- YOUR OBJECTIVE -
Select each line where the word "text" appears.

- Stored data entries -

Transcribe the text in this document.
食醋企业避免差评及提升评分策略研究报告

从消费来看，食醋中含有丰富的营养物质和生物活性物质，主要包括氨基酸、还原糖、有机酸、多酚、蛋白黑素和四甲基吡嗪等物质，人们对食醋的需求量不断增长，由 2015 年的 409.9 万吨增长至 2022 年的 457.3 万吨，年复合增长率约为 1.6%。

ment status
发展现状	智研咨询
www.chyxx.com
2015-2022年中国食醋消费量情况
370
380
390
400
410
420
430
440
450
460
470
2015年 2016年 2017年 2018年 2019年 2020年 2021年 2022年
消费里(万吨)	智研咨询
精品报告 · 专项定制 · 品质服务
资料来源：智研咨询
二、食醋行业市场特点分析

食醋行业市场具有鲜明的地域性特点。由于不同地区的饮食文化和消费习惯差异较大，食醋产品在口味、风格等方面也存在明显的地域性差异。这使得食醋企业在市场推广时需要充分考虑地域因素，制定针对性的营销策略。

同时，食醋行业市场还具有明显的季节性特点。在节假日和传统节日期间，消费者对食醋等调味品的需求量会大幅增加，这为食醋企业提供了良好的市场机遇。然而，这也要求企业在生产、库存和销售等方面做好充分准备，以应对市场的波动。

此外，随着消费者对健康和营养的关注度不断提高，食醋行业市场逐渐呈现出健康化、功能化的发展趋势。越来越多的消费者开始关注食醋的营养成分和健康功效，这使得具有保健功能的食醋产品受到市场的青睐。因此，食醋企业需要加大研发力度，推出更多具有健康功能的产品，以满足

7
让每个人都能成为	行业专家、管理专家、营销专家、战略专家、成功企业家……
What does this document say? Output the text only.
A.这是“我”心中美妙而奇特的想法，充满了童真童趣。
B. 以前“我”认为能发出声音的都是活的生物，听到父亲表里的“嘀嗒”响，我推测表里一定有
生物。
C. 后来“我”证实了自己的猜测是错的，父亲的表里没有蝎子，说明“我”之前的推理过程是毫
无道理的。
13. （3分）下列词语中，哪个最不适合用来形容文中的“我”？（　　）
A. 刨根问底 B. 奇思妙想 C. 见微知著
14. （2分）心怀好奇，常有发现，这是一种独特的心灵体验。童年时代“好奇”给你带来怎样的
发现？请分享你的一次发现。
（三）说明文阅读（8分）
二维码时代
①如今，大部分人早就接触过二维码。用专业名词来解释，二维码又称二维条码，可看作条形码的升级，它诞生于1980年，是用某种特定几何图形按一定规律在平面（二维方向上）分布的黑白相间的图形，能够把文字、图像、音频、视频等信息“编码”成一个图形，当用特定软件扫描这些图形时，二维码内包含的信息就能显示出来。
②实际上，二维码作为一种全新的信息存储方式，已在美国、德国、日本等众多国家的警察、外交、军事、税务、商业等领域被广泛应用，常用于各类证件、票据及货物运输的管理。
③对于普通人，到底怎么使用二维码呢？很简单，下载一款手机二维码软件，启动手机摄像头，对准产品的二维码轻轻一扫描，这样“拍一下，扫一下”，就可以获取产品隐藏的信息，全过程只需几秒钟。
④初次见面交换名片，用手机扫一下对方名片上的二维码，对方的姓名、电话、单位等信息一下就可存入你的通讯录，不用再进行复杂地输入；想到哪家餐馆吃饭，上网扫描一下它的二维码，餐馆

- REPLY TO THE EXERCISE -
Transcribe the text in this document.
What does this document say? Output the text only.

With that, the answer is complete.